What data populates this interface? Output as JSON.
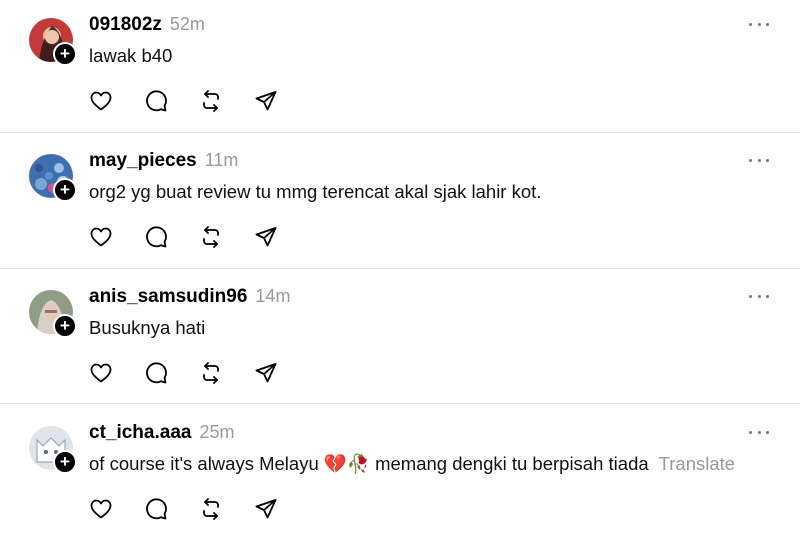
{
  "follow_badge_label": "+",
  "posts": [
    {
      "username": "091802z",
      "time": "52m",
      "text": "lawak b40",
      "translate_label": "",
      "avatar": {
        "bg": "#c23a3a",
        "fg": "#2a1a16"
      }
    },
    {
      "username": "may_pieces",
      "time": "11m",
      "text": "org2 yg buat review tu mmg terencat akal sjak lahir kot.",
      "translate_label": "",
      "avatar": {
        "bg": "#3f6fb0",
        "fg": "#b8d4ea"
      }
    },
    {
      "username": "anis_samsudin96",
      "time": "14m",
      "text": "Busuknya hati",
      "translate_label": "",
      "avatar": {
        "bg": "#8f9d86",
        "fg": "#d8d0c6"
      }
    },
    {
      "username": "ct_icha.aaa",
      "time": "25m",
      "text": "of course it's always Melayu 💔🥀 memang dengki tu berpisah tiada",
      "translate_label": "Translate",
      "avatar": {
        "bg": "#dfe3ea",
        "fg": "#9aa6bd"
      }
    }
  ],
  "icons": {
    "like": "heart-icon",
    "comment": "comment-icon",
    "repost": "repost-icon",
    "share": "send-icon",
    "more": "more-options-icon"
  }
}
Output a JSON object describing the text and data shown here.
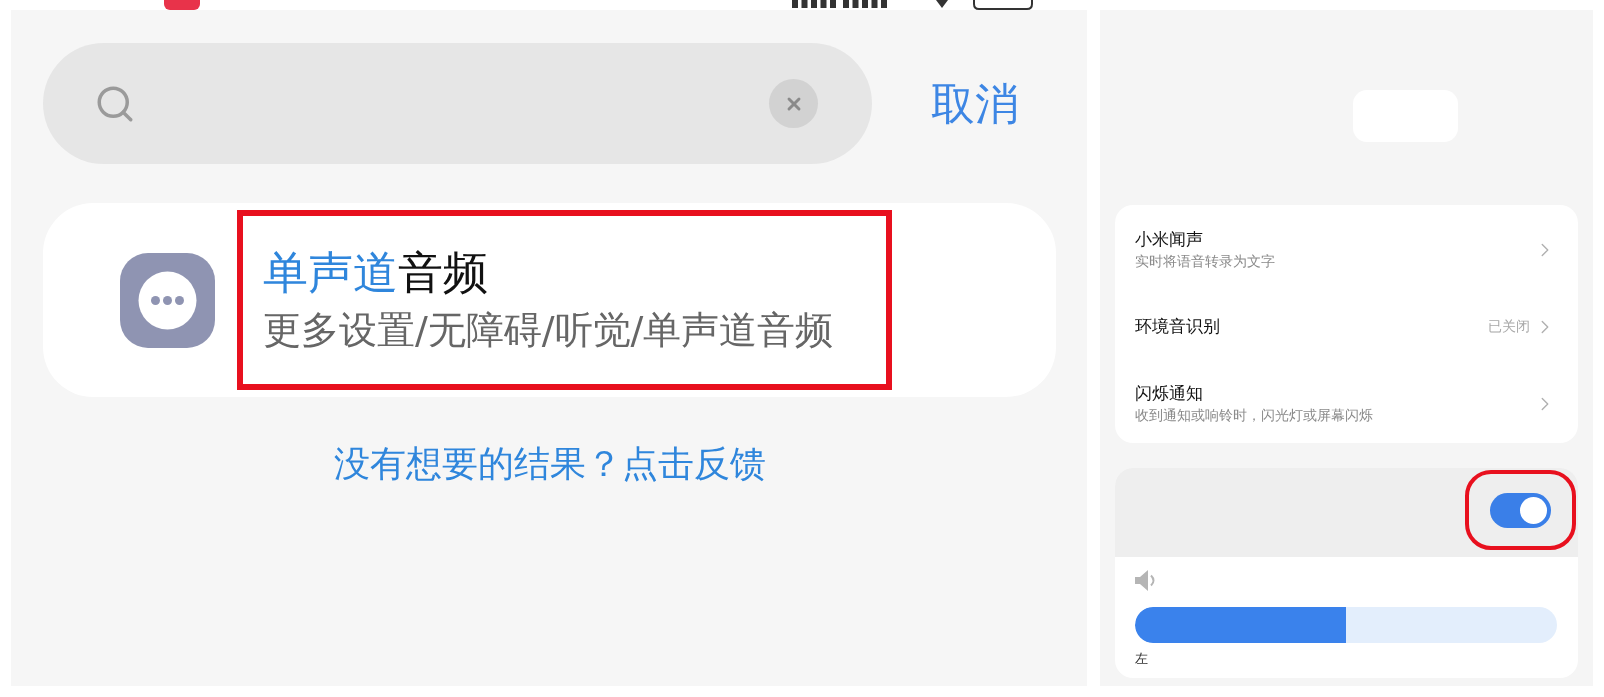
※
WRITTEN REQUEST: Restate the data above word for word. Do not include the images.

FINAL RESULT:
What data populates this interface? Output as JSON.
{
  "follow_badge_label": "+",
  "posts": [
    {
      "username": "091802z",
      "time": "52m",
      "text": "lawak b40",
      "translate_label": "",
      "avatar": {
        "bg": "#c23a3a",
        "fg": "#2a1a16"
      }
    },
    {
      "username": "may_pieces",
      "time": "11m",
      "text": "org2 yg buat review tu mmg terencat akal sjak lahir kot.",
      "translate_label": "",
      "avatar": {
        "bg": "#3f6fb0",
        "fg": "#b8d4ea"
      }
    },
    {
      "username": "anis_samsudin96",
      "time": "14m",
      "text": "Busuknya hati",
      "translate_label": "",
      "avatar": {
        "bg": "#8f9d86",
        "fg": "#d8d0c6"
      }
    },
    {
      "username": "ct_icha.aaa",
      "time": "25m",
      "text": "of course it's always Melayu 💔🥀 memang dengki tu berpisah tiada",
      "translate_label": "Translate",
      "avatar": {
        "bg": "#dfe3ea",
        "fg": "#9aa6bd"
      }
    }
  ],
  "icons": {
    "like": "heart-icon",
    "comment": "comment-icon",
    "repost": "repost-icon",
    "share": "send-icon",
    "more": "more-options-icon"
  }
}
Output a JSON object describing the text and data shown here.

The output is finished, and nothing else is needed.